## Work to complete
Please pull out every line that includes the string "alkaa".

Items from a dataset
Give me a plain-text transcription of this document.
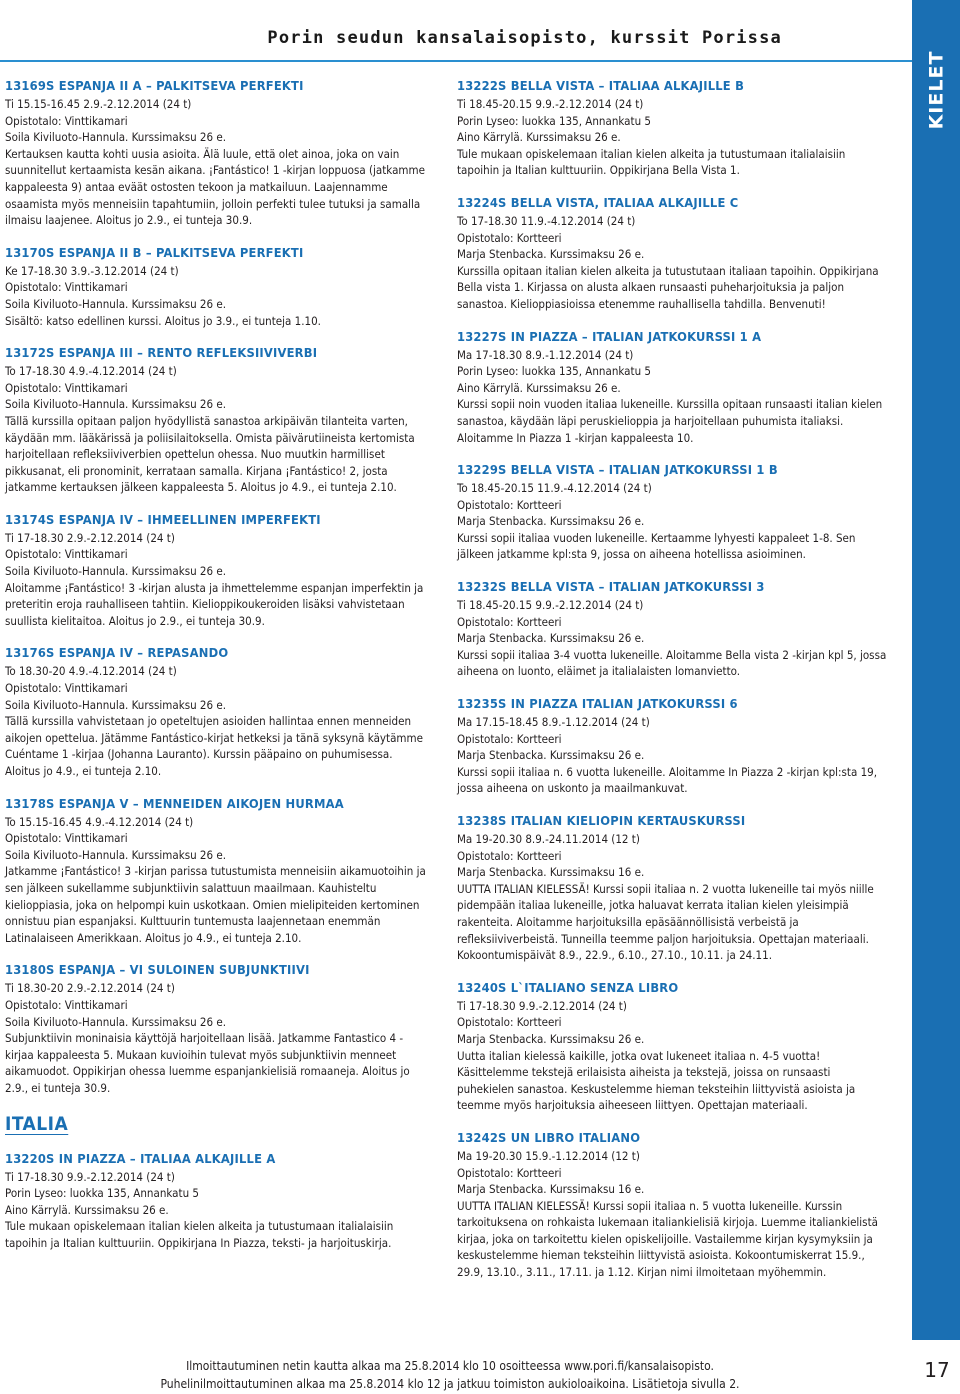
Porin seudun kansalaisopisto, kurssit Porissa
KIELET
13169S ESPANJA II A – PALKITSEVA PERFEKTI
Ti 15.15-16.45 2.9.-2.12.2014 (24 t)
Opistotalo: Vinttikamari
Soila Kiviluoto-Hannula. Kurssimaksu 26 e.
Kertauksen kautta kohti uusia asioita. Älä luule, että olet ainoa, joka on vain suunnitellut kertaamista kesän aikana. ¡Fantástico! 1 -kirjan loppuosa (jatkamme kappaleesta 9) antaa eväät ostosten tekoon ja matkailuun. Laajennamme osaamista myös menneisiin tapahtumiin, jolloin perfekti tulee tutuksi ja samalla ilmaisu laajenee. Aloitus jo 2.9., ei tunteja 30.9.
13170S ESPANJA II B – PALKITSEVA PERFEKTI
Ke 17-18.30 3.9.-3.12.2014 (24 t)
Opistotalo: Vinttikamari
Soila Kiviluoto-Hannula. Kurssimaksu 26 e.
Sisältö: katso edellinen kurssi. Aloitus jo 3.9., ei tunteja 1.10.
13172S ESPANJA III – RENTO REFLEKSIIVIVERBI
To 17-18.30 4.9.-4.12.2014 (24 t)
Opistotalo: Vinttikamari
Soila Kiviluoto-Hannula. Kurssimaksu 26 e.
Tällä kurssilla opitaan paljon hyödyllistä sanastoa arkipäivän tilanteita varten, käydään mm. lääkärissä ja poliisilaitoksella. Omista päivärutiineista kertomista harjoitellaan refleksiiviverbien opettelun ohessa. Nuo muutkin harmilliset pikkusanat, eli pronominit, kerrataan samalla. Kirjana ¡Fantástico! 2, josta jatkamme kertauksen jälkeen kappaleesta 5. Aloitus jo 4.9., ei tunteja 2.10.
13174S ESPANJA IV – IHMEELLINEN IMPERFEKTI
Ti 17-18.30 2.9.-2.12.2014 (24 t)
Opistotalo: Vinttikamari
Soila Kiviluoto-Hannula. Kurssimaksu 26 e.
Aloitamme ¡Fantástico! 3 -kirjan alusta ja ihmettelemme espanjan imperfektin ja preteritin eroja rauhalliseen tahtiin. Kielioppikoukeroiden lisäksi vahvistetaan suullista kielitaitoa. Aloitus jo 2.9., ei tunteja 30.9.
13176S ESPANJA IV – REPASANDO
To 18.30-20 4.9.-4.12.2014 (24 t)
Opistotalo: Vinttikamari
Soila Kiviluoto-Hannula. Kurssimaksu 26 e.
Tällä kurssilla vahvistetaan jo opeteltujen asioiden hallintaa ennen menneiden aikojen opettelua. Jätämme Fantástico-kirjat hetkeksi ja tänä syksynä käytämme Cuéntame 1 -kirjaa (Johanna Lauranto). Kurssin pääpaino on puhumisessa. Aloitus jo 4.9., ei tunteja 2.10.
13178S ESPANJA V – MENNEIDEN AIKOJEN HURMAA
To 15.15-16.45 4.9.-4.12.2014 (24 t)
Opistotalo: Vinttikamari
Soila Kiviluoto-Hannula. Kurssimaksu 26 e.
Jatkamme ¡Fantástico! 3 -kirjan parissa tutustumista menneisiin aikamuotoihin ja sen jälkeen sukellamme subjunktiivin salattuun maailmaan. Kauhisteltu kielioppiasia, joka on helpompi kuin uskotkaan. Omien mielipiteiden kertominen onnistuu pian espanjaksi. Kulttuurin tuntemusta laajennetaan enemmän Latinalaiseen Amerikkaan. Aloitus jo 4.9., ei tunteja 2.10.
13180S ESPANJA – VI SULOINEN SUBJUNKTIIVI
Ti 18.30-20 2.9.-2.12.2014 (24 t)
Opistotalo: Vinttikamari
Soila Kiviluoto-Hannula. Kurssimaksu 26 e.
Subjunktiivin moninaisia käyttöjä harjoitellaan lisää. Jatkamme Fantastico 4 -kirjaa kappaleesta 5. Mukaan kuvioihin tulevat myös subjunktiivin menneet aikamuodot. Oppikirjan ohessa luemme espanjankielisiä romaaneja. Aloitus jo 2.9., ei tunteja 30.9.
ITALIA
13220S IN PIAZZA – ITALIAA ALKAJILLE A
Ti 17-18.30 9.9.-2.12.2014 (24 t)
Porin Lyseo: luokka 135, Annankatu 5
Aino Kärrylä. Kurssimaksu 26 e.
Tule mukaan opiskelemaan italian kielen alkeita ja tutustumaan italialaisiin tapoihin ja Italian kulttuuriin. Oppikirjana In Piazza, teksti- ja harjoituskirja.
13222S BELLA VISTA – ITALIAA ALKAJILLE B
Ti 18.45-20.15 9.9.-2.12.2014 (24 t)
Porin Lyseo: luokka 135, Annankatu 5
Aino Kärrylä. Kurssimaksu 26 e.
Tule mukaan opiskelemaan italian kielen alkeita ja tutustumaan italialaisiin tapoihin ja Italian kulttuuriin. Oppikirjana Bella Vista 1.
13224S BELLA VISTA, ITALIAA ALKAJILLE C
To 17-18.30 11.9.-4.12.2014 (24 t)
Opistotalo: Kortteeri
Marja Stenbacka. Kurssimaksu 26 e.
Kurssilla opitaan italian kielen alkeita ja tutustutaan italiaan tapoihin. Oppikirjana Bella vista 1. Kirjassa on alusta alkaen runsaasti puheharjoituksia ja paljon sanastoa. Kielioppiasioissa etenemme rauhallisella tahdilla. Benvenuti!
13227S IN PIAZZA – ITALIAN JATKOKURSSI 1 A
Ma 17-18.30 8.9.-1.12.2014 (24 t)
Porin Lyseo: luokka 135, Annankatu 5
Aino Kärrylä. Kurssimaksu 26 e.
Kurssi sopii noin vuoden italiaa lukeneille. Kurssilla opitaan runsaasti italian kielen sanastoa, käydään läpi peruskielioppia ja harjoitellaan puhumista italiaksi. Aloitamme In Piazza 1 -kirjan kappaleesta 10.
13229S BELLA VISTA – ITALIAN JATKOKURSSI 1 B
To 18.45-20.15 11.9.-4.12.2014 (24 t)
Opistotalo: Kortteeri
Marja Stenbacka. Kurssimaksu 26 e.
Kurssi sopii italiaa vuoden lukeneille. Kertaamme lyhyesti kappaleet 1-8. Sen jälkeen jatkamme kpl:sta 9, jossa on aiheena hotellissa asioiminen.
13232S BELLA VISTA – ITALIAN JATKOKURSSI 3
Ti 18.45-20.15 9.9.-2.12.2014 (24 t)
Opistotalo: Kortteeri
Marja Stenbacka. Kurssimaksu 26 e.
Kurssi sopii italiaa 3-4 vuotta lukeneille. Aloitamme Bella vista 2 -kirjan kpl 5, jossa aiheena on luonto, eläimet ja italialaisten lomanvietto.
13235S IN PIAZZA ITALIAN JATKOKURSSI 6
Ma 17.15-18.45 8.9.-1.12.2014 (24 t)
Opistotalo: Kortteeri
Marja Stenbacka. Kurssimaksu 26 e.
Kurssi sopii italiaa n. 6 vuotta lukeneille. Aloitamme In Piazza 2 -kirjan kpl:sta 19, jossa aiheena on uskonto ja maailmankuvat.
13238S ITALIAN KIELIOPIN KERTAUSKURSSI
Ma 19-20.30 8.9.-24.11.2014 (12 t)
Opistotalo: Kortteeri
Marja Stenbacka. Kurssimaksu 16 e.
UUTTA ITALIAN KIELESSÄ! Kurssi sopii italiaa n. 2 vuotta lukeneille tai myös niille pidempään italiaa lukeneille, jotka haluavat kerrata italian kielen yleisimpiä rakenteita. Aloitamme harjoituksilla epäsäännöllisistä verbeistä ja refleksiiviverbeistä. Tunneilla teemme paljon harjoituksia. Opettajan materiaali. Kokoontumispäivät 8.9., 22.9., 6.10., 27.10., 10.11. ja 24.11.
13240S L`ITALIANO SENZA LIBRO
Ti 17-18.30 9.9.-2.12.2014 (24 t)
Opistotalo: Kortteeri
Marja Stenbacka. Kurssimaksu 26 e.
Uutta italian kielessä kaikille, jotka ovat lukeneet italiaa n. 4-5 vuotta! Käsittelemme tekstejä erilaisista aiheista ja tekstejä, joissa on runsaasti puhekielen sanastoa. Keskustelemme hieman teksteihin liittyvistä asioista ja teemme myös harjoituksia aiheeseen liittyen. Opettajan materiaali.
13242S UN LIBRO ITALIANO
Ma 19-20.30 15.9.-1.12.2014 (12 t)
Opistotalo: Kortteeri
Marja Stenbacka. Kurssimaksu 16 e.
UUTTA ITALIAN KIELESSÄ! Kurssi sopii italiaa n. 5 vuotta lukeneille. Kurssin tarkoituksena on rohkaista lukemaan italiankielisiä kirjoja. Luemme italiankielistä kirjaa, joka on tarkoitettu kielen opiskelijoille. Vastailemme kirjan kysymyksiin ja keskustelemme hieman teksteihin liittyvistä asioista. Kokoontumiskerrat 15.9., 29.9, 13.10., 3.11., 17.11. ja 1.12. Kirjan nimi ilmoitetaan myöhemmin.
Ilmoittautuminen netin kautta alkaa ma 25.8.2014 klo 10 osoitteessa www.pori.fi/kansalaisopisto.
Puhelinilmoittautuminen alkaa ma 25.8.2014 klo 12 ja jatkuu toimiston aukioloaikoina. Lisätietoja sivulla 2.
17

## Solution below
Ilmoittautuminen netin kautta alkaa ma 25.8.2014 klo 10 osoitteessa www.pori.fi/kansalaisopisto.
Puhelinilmoittautuminen alkaa ma 25.8.2014 klo 12 ja jatkuu toimiston aukioloaikoina. Lisätietoja sivulla 2.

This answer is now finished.